Task – Sort through the data and copy the lines holding the word "Closed".

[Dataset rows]
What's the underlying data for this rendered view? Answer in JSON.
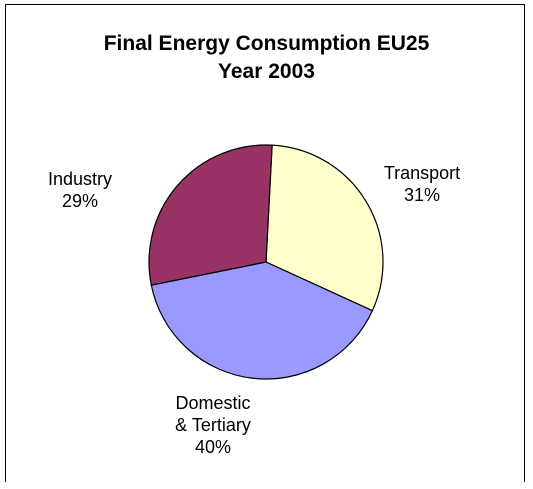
{
  "chart_data": {
    "type": "pie",
    "title": "Final Energy Consumption EU25",
    "subtitle": "Year 2003",
    "categories": [
      "Transport",
      "Domestic & Tertiary",
      "Industry"
    ],
    "values": [
      31,
      40,
      29
    ],
    "unit": "%",
    "labels": [
      {
        "category": "Transport",
        "lines": [
          "Transport",
          "31%"
        ]
      },
      {
        "category": "Domestic & Tertiary",
        "lines": [
          "Domestic",
          "& Tertiary",
          "40%"
        ]
      },
      {
        "category": "Industry",
        "lines": [
          "Industry",
          "29%"
        ]
      }
    ],
    "colors": [
      "#FFFFCC",
      "#9999FF",
      "#993366"
    ],
    "legend": "none"
  }
}
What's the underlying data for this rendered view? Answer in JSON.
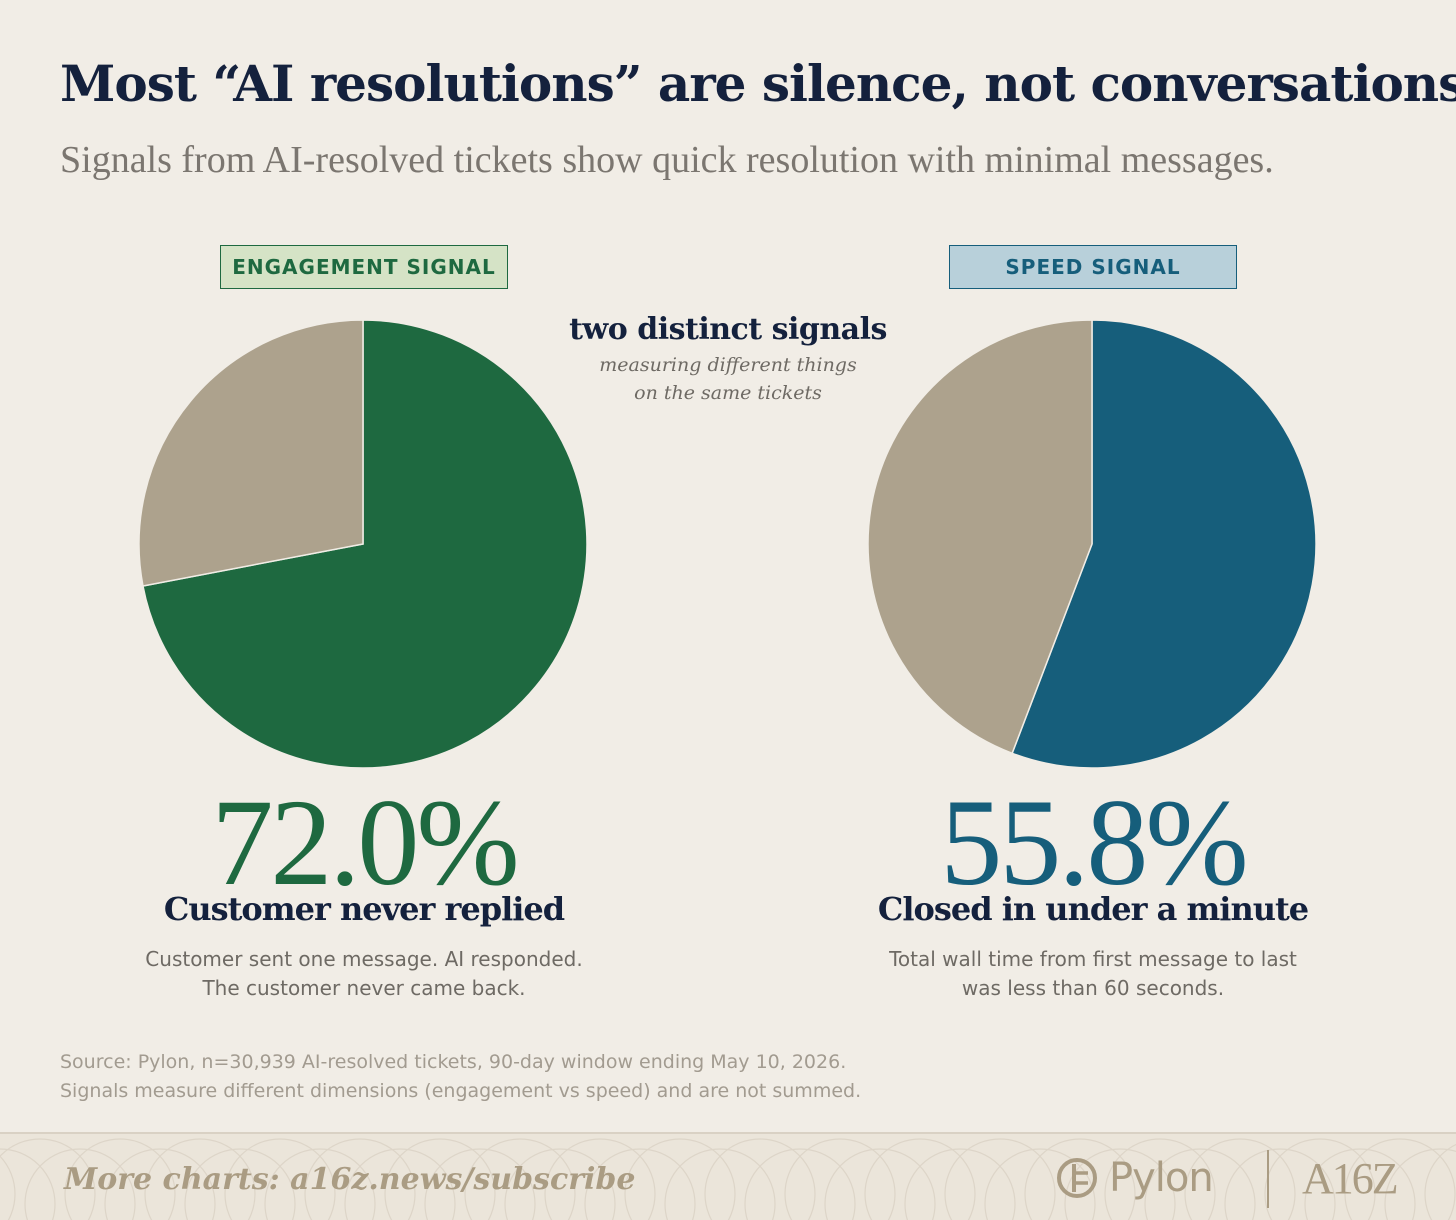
{
  "header": {
    "title": "Most “AI resolutions” are silence, not conversations.",
    "subtitle": "Signals from AI-resolved tickets show quick resolution with minimal messages."
  },
  "center_note": {
    "title": "two distinct signals",
    "line1": "measuring different things",
    "line2": "on the same tickets"
  },
  "chart_data": [
    {
      "type": "pie",
      "title": "ENGAGEMENT SIGNAL",
      "slices": [
        {
          "label": "Customer never replied",
          "value": 72.0,
          "color": "#1e6940"
        },
        {
          "label": "",
          "value": 28.0,
          "color": "#ada28d"
        }
      ],
      "headline_value": "72.0%",
      "headline_label": "Customer never replied",
      "description_line1": "Customer sent one message. AI responded.",
      "description_line2": "The customer never came back."
    },
    {
      "type": "pie",
      "title": "SPEED SIGNAL",
      "slices": [
        {
          "label": "Closed in under a minute",
          "value": 55.8,
          "color": "#165e7b"
        },
        {
          "label": "",
          "value": 44.2,
          "color": "#ada28d"
        }
      ],
      "headline_value": "55.8%",
      "headline_label": "Closed in under a minute",
      "description_line1": "Total wall time from first message to last",
      "description_line2": "was less than 60 seconds."
    }
  ],
  "source": {
    "line1": "Source: Pylon, n=30,939 AI-resolved tickets, 90-day window ending May 10, 2026.",
    "line2": "Signals measure different dimensions (engagement vs speed) and are not summed."
  },
  "footer": {
    "more_charts": "More charts: a16z.news/subscribe",
    "pylon_logo_text": "Pylon",
    "a16z_logo_text": "A16Z",
    "brand_color": "#aa9c83"
  }
}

Result for this task –
          "label": "Closed in under a minute",
      "headline_label": "Closed in under a minute",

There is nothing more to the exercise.